━━ EXTRACTED INFORMATION

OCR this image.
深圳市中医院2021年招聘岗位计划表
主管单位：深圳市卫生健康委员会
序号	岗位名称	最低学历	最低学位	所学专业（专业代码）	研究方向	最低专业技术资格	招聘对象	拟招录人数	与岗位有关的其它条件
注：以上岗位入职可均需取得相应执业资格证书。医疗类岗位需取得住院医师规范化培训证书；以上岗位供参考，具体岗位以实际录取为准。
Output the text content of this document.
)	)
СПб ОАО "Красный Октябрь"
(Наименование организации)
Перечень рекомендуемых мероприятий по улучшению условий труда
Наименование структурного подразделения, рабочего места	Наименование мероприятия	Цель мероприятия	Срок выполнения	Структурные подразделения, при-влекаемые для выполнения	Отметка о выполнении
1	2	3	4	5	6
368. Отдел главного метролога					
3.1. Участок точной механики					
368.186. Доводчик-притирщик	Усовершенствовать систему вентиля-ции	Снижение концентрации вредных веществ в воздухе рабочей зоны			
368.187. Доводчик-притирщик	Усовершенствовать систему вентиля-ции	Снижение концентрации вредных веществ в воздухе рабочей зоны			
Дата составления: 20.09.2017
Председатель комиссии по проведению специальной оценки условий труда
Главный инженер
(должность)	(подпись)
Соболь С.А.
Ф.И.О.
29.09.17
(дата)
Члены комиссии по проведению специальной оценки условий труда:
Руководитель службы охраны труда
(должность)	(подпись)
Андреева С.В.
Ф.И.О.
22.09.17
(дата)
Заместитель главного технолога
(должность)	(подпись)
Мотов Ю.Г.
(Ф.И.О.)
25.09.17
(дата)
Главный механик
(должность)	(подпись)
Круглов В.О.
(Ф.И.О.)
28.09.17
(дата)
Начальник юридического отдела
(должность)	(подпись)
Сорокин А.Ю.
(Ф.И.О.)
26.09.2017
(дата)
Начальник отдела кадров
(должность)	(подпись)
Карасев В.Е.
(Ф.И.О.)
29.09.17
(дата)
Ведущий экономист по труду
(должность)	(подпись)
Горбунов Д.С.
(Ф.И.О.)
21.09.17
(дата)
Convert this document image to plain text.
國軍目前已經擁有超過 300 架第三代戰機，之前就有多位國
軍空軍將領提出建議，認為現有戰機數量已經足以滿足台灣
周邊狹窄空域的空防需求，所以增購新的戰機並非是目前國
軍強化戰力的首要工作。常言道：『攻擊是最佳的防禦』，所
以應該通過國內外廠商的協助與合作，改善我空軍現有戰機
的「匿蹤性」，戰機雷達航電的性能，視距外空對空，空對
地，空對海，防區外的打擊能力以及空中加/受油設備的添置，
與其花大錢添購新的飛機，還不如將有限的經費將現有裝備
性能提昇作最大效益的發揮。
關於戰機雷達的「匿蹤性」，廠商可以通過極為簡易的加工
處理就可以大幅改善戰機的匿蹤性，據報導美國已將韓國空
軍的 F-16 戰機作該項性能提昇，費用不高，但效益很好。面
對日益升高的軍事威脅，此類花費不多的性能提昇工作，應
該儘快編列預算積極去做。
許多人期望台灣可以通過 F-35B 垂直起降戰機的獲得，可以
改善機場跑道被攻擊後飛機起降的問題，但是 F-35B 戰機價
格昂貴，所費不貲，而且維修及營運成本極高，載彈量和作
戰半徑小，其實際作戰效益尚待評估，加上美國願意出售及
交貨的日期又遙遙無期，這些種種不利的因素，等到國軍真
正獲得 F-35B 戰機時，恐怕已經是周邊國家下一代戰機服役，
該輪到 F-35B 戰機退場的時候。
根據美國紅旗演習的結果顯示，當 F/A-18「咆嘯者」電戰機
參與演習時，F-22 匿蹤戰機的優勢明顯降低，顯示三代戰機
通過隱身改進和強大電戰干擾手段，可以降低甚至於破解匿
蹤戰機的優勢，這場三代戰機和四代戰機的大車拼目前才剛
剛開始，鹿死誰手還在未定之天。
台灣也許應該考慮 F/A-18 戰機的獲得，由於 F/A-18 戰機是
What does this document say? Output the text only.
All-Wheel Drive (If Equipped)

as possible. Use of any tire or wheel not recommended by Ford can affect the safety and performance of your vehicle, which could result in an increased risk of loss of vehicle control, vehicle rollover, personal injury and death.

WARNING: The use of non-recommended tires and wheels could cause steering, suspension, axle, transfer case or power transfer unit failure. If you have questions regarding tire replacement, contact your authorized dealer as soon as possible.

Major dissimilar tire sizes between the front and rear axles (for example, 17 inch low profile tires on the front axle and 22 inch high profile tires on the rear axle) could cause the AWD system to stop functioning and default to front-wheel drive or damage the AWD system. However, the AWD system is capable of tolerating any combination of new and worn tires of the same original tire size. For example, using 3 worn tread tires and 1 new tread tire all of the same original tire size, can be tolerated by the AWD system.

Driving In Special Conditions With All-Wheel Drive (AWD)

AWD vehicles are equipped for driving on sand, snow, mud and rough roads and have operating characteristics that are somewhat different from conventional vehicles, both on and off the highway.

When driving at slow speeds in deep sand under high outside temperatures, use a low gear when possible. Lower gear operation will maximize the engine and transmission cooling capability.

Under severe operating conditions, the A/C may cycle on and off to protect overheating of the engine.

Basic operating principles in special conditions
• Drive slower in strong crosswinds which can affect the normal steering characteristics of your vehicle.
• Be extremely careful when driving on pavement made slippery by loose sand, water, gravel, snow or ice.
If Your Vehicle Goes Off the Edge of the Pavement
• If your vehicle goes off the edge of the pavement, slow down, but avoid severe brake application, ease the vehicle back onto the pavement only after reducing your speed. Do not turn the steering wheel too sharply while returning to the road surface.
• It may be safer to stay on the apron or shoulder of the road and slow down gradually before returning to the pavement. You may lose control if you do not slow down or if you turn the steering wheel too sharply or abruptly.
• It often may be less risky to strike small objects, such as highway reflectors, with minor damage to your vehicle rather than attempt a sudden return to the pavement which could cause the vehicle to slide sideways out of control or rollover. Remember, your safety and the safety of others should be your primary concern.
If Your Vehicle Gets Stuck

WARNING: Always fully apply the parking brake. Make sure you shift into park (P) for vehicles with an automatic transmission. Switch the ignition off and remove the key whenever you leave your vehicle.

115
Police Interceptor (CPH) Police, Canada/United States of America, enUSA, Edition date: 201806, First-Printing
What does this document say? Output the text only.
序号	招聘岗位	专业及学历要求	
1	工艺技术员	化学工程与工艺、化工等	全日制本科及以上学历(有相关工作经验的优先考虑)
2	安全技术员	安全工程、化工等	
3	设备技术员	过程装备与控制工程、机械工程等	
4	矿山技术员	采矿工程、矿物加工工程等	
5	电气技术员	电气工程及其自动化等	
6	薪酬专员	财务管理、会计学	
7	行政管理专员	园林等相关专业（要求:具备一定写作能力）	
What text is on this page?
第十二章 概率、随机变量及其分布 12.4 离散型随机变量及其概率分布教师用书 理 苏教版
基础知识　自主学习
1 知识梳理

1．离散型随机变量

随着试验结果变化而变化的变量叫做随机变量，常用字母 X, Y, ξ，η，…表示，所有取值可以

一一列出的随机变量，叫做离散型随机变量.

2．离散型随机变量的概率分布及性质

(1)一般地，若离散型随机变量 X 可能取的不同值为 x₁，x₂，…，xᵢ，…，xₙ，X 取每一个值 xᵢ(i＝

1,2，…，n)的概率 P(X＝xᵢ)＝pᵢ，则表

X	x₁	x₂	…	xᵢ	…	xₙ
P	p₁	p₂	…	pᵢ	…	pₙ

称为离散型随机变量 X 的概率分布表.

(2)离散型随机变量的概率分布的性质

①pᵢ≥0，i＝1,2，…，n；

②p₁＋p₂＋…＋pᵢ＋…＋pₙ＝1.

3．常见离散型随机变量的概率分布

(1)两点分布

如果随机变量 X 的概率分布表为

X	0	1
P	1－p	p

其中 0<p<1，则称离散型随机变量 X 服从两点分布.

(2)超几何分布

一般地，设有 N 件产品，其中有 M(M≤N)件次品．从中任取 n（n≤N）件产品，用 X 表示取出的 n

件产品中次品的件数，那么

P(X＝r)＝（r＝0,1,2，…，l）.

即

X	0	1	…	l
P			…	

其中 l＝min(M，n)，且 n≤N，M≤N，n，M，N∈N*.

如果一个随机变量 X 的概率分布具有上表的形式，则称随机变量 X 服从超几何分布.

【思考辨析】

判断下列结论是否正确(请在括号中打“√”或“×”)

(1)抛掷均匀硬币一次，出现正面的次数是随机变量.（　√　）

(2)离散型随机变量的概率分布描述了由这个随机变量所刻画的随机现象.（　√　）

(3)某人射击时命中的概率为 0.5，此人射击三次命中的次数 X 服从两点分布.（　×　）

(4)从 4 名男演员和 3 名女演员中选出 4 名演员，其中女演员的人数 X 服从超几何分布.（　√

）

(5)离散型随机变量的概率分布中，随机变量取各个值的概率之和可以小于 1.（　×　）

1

━━━━

The required output is the number of lines containing the word "have", and nothing besides.

2